__Task to carry out__: Filter the entries and keep only the lines where the string "ـفيمن" appears.

__Dataset extract__:
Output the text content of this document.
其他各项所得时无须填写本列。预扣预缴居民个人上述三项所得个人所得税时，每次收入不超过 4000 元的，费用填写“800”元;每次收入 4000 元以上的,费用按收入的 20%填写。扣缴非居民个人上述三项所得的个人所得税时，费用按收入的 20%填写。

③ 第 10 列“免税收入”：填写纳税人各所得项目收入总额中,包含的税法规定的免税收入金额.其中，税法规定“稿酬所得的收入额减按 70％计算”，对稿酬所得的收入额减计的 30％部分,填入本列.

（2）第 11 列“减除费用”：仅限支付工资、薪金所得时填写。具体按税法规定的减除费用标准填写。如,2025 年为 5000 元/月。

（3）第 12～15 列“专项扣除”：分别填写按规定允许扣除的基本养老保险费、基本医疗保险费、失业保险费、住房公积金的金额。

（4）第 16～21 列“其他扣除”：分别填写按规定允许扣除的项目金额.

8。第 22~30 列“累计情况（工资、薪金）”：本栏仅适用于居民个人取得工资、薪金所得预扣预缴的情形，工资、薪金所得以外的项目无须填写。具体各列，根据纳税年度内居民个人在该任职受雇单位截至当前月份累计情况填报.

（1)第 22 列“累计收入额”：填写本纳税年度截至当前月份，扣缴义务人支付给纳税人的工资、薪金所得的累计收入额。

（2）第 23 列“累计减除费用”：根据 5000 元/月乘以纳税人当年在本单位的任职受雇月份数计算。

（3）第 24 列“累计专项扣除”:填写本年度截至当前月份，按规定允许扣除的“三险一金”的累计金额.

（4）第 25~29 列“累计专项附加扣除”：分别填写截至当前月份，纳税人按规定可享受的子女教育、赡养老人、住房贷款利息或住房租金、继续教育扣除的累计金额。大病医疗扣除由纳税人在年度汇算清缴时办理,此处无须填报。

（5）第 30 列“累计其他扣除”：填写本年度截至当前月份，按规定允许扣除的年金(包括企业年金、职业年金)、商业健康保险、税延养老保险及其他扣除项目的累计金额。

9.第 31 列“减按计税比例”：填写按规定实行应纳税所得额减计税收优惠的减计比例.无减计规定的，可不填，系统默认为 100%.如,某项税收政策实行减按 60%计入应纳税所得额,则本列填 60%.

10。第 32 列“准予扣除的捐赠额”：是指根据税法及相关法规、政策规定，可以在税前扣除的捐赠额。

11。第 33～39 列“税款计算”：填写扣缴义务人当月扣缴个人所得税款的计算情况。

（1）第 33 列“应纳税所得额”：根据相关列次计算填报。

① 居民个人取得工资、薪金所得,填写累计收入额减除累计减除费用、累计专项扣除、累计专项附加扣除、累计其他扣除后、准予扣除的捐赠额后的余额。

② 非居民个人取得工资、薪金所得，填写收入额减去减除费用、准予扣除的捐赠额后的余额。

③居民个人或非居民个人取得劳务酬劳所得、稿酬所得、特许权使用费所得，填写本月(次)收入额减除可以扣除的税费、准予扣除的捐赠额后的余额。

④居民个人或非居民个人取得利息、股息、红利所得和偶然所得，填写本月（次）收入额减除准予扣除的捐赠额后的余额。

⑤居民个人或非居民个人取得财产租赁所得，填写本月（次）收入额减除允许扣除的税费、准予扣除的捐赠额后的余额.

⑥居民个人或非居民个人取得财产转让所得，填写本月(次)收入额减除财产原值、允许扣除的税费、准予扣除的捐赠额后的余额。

* * *

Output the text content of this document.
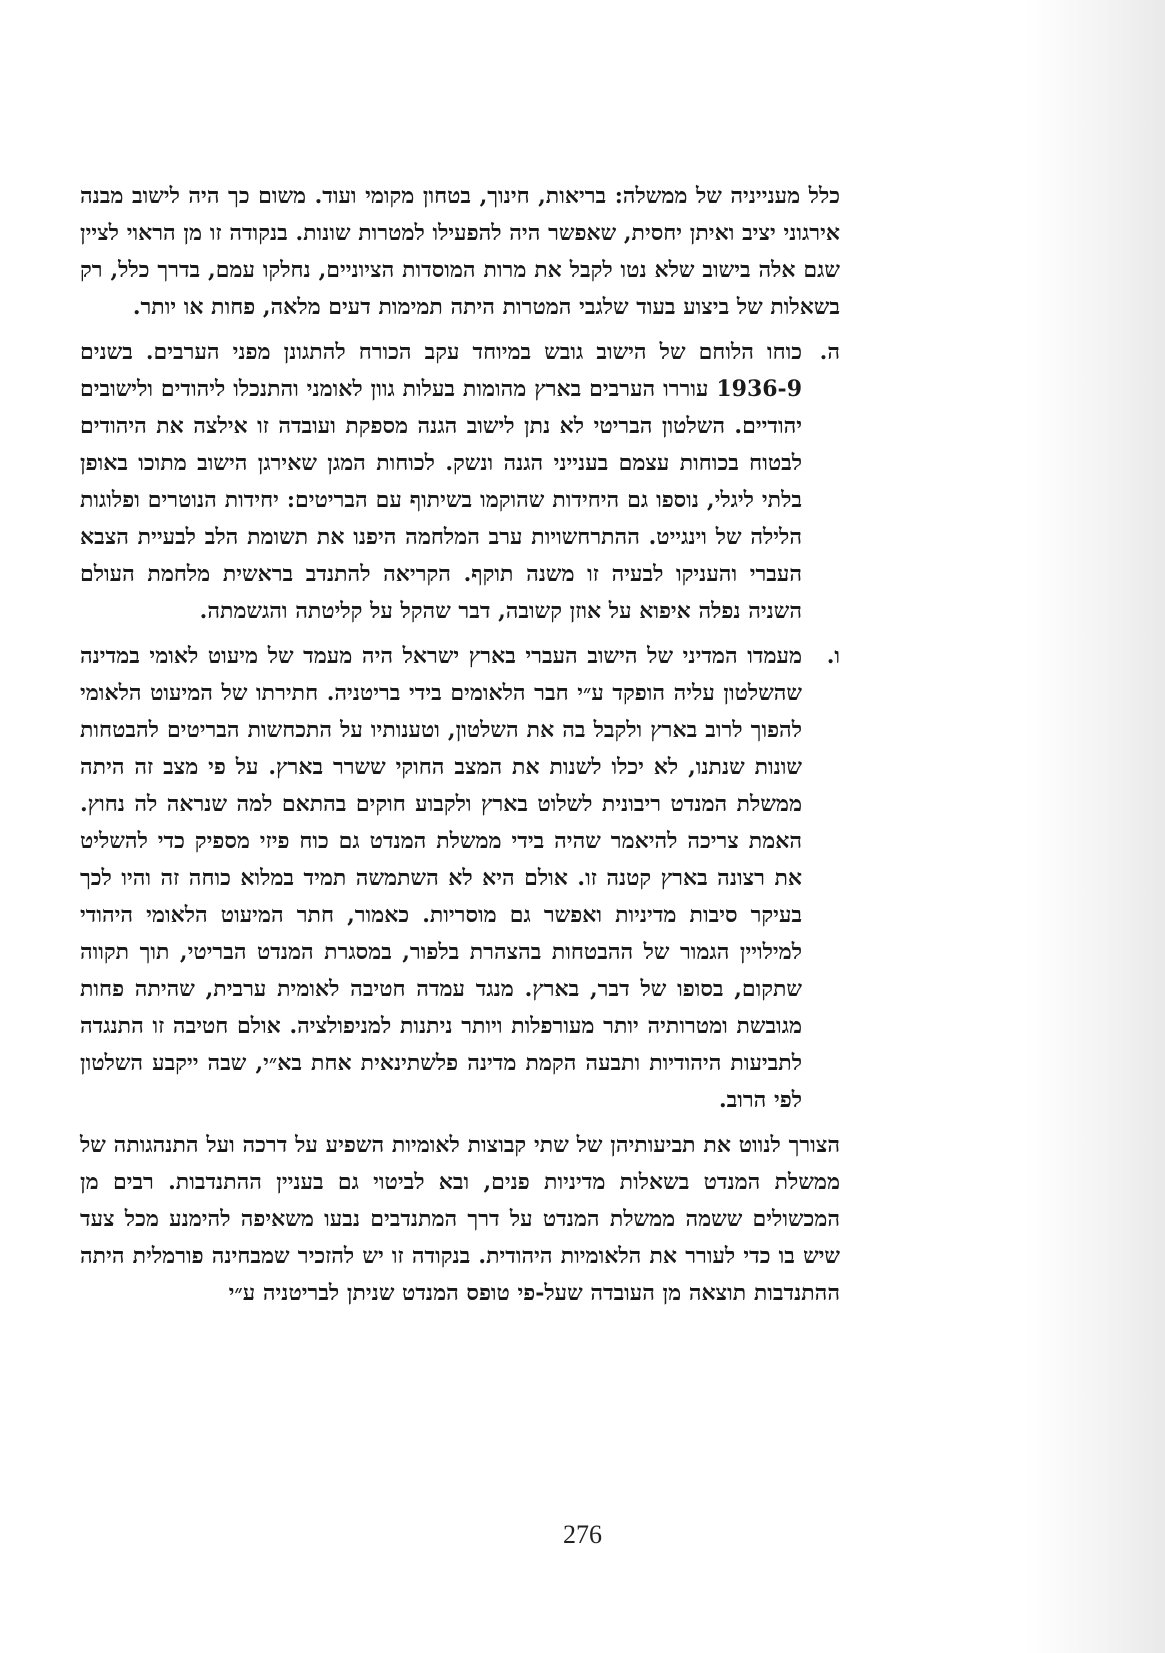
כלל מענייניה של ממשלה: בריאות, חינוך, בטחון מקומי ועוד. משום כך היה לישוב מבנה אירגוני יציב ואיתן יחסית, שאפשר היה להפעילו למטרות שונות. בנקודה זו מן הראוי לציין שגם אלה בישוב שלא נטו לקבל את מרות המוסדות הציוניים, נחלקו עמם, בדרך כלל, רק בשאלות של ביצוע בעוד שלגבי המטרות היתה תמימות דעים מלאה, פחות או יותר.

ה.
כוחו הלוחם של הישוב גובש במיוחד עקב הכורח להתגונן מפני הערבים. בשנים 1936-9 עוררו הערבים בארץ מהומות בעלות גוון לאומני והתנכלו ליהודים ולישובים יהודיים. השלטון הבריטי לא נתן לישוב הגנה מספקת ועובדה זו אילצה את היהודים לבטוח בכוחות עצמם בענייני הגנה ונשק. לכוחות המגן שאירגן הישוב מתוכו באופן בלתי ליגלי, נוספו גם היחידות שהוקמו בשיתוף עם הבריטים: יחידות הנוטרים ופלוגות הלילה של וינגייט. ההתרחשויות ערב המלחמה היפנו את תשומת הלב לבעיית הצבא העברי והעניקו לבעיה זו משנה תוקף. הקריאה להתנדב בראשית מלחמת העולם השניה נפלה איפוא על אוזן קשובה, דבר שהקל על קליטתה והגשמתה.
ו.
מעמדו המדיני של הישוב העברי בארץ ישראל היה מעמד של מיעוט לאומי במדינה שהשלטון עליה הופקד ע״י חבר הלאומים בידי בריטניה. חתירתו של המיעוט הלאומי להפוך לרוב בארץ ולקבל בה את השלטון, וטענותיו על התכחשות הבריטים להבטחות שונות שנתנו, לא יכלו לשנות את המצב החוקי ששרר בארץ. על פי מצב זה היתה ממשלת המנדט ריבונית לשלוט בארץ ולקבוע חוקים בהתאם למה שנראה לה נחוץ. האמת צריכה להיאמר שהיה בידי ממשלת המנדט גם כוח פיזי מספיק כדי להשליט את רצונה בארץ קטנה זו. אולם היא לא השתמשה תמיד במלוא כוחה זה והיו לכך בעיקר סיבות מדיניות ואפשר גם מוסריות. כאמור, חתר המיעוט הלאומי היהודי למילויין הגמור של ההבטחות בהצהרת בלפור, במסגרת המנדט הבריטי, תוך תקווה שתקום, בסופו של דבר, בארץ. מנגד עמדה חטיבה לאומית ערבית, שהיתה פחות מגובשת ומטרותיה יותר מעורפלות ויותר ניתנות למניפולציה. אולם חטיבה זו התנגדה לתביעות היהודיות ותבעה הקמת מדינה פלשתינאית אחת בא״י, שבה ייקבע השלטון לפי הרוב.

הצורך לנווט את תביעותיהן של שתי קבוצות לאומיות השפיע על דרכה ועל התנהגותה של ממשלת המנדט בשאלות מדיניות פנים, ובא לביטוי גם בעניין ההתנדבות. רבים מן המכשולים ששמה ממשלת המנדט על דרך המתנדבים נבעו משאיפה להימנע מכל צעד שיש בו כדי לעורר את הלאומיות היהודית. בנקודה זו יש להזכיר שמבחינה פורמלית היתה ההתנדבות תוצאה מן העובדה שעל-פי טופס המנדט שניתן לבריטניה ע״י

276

* * *

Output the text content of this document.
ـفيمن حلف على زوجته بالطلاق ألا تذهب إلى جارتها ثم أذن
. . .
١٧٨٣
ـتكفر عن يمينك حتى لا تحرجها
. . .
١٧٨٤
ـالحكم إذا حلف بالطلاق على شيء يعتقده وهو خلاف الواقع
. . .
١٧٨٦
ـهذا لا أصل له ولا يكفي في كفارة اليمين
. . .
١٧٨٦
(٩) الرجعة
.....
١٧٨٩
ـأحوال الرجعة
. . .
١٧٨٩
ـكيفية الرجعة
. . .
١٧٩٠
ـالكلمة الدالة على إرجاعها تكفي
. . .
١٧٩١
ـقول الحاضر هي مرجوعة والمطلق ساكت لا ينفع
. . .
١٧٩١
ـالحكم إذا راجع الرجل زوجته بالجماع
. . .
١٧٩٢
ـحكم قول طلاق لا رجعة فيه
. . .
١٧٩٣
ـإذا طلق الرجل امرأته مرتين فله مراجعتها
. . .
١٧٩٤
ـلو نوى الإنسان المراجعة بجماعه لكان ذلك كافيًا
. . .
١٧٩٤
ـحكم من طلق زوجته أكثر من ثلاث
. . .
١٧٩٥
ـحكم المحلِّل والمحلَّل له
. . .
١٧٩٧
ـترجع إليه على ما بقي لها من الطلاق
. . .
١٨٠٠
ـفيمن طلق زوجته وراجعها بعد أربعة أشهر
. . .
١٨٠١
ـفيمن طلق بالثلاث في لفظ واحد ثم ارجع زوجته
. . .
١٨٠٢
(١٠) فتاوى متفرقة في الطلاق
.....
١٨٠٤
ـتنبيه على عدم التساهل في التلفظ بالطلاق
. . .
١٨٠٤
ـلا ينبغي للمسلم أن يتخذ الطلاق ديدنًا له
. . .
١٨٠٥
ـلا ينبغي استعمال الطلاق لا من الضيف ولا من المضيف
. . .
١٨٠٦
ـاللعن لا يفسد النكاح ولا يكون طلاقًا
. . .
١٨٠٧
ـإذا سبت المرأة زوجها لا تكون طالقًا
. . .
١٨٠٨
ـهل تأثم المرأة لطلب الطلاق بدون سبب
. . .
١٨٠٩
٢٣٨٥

__Problem solution__:
ـفيمن حلف على زوجته بالطلاق ألا تذهب إلى جارتها ثم أذن
ـفيمن طلق زوجته وراجعها بعد أربعة أشهر
ـفيمن طلق بالثلاث في لفظ واحد ثم ارجع زوجته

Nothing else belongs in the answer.